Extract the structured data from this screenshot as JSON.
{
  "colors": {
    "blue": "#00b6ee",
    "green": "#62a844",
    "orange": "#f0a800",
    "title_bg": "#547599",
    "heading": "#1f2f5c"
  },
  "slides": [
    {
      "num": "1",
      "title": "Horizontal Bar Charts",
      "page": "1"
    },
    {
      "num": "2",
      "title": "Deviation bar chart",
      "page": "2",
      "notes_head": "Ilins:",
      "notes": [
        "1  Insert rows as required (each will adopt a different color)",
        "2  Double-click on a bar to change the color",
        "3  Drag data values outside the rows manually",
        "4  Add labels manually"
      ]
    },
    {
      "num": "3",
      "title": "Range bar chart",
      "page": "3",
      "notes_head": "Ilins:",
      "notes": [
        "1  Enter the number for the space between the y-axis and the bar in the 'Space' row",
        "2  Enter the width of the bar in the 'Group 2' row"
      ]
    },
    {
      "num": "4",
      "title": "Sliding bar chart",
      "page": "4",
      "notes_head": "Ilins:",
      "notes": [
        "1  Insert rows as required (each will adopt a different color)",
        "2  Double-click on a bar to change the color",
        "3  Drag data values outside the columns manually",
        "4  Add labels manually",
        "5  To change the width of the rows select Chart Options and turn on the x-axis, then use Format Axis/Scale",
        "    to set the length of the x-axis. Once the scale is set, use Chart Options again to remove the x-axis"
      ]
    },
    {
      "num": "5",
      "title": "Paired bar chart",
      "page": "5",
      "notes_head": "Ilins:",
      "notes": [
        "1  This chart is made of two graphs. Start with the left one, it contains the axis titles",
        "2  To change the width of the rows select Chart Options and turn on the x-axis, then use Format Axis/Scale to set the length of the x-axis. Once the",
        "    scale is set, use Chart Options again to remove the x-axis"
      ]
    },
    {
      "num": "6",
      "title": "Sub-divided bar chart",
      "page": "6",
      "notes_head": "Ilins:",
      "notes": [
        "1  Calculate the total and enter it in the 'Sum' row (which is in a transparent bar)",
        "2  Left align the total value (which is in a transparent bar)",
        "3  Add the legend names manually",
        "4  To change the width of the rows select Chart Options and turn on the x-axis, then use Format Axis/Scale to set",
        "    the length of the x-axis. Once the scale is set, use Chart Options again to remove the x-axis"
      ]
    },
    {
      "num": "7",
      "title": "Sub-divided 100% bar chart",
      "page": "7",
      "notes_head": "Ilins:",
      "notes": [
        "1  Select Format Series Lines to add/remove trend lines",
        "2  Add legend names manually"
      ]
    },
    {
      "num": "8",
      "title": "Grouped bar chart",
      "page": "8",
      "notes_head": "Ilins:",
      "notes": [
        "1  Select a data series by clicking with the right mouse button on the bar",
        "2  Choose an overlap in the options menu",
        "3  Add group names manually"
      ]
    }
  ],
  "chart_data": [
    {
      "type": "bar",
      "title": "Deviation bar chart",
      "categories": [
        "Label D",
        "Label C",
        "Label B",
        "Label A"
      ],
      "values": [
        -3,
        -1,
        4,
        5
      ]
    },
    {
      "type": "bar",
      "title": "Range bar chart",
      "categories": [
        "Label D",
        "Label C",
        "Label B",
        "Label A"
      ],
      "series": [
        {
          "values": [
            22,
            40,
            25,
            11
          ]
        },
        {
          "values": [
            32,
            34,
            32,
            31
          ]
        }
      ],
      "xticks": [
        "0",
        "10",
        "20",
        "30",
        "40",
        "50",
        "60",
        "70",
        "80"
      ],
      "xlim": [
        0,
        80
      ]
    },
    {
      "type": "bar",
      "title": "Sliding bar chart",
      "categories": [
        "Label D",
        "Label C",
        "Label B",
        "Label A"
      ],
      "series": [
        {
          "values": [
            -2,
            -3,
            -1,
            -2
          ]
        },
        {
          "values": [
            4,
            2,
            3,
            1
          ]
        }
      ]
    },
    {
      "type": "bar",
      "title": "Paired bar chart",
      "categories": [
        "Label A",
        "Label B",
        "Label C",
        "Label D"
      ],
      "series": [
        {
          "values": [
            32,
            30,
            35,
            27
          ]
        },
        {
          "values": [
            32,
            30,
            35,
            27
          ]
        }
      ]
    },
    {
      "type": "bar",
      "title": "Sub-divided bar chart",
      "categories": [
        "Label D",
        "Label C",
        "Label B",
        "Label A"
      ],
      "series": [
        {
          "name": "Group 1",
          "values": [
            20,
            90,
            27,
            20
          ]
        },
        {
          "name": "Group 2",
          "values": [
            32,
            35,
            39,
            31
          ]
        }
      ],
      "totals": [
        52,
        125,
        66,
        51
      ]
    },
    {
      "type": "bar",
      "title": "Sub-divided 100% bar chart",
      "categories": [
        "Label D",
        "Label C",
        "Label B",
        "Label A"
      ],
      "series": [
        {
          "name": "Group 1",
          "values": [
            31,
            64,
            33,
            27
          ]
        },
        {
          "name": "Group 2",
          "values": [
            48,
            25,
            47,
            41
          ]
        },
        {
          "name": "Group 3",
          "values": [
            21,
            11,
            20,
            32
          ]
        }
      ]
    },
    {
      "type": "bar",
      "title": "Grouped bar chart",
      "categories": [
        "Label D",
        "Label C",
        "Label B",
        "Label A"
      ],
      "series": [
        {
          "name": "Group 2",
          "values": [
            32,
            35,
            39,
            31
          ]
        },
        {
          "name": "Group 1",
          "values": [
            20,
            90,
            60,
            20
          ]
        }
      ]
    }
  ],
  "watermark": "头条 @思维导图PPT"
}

········

> _Problem to solve_
Without omitting anything, output the entries exactly.

> _The reply_
Extract the structured data from this screenshot as JSON.
{
  "colors": {
    "blue": "#00b6ee",
    "green": "#62a844",
    "orange": "#f0a800",
    "title_bg": "#547599",
    "heading": "#1f2f5c"
  },
  "slides": [
    {
      "num": "1",
      "title": "Horizontal Bar Charts",
      "page": "1"
    },
    {
      "num": "2",
      "title": "Deviation bar chart",
      "page": "2",
      "notes_head": "Ilins:",
      "notes": [
        "1  Insert rows as required (each will adopt a different color)",
        "2  Double-click on a bar to change the color",
        "3  Drag data values outside the rows manually",
        "4  Add labels manually"
      ]
    },
    {
      "num": "3",
      "title": "Range bar chart",
      "page": "3",
      "notes_head": "Ilins:",
      "notes": [
        "1  Enter the number for the space between the y-axis and the bar in the 'Space' row",
        "2  Enter the width of the bar in the 'Group 2' row"
      ]
    },
    {
      "num": "4",
      "title": "Sliding bar chart",
      "page": "4",
      "notes_head": "Ilins:",
      "notes": [
        "1  Insert rows as required (each will adopt a different color)",
        "2  Double-click on a bar to change the color",
        "3  Drag data values outside the columns manually",
        "4  Add labels manually",
        "5  To change the width of the rows select Chart Options and turn on the x-axis, then use Format Axis/Scale",
        "    to set the length of the x-axis. Once the scale is set, use Chart Options again to remove the x-axis"
      ]
    },
    {
      "num": "5",
      "title": "Paired bar chart",
      "page": "5",
      "notes_head": "Ilins:",
      "notes": [
        "1  This chart is made of two graphs. Start with the left one, it contains the axis titles",
        "2  To change the width of the rows select Chart Options and turn on the x-axis, then use Format Axis/Scale to set the length of the x-axis. Once the",
        "    scale is set, use Chart Options again to remove the x-axis"
      ]
    },
    {
      "num": "6",
      "title": "Sub-divided bar chart",
      "page": "6",
      "notes_head": "Ilins:",
      "notes": [
        "1  Calculate the total and enter it in the 'Sum' row (which is in a transparent bar)",
        "2  Left align the total value (which is in a transparent bar)",
        "3  Add the legend names manually",
        "4  To change the width of the rows select Chart Options and turn on the x-axis, then use Format Axis/Scale to set",
        "    the length of the x-axis. Once the scale is set, use Chart Options again to remove the x-axis"
      ]
    },
    {
      "num": "7",
      "title": "Sub-divided 100% bar chart",
      "page": "7",
      "notes_head": "Ilins:",
      "notes": [
        "1  Select Format Series Lines to add/remove trend lines",
        "2  Add legend names manually"
      ]
    },
    {
      "num": "8",
      "title": "Grouped bar chart",
      "page": "8",
      "notes_head": "Ilins:",
      "notes": [
        "1  Select a data series by clicking with the right mouse button on the bar",
        "2  Choose an overlap in the options menu",
        "3  Add group names manually"
      ]
    }
  ],
  "chart_data": [
    {
      "type": "bar",
      "title": "Deviation bar chart",
      "categories": [
        "Label D",
        "Label C",
        "Label B",
        "Label A"
      ],
      "values": [
        -3,
        -1,
        4,
        5
      ]
    },
    {
      "type": "bar",
      "title": "Range bar chart",
      "categories": [
        "Label D",
        "Label C",
        "Label B",
        "Label A"
      ],
      "series": [
        {
          "values": [
            22,
            40,
            25,
            11
          ]
        },
        {
          "values": [
            32,
            34,
            32,
            31
          ]
        }
      ],
      "xticks": [
        "0",
        "10",
        "20",
        "30",
        "40",
        "50",
        "60",
        "70",
        "80"
      ],
      "xlim": [
        0,
        80
      ]
    },
    {
      "type": "bar",
      "title": "Sliding bar chart",
      "categories": [
        "Label D",
        "Label C",
        "Label B",
        "Label A"
      ],
      "series": [
        {
          "values": [
            -2,
            -3,
            -1,
            -2
          ]
        },
        {
          "values": [
            4,
            2,
            3,
            1
          ]
        }
      ]
    },
    {
      "type": "bar",
      "title": "Paired bar chart",
      "categories": [
        "Label A",
        "Label B",
        "Label C",
        "Label D"
      ],
      "series": [
        {
          "values": [
            32,
            30,
            35,
            27
          ]
        },
        {
          "values": [
            32,
            30,
            35,
            27
          ]
        }
      ]
    },
    {
      "type": "bar",
      "title": "Sub-divided bar chart",
      "categories": [
        "Label D",
        "Label C",
        "Label B",
        "Label A"
      ],
      "series": [
        {
          "name": "Group 1",
          "values": [
            20,
            90,
            27,
            20
          ]
        },
        {
          "name": "Group 2",
          "values": [
            32,
            35,
            39,
            31
          ]
        }
      ],
      "totals": [
        52,
        125,
        66,
        51
      ]
    },
    {
      "type": "bar",
      "title": "Sub-divided 100% bar chart",
      "categories": [
        "Label D",
        "Label C",
        "Label B",
        "Label A"
      ],
      "series": [
        {
          "name": "Group 1",
          "values": [
            31,
            64,
            33,
            27
          ]
        },
        {
          "name": "Group 2",
          "values": [
            48,
            25,
            47,
            41
          ]
        },
        {
          "name": "Group 3",
          "values": [
            21,
            11,
            20,
            32
          ]
        }
      ]
    },
    {
      "type": "bar",
      "title": "Grouped bar chart",
      "categories": [
        "Label D",
        "Label C",
        "Label B",
        "Label A"
      ],
      "series": [
        {
          "name": "Group 2",
          "values": [
            32,
            35,
            39,
            31
          ]
        },
        {
          "name": "Group 1",
          "values": [
            20,
            90,
            60,
            20
          ]
        }
      ]
    }
  ],
  "watermark": "头条 @思维导图PPT"
}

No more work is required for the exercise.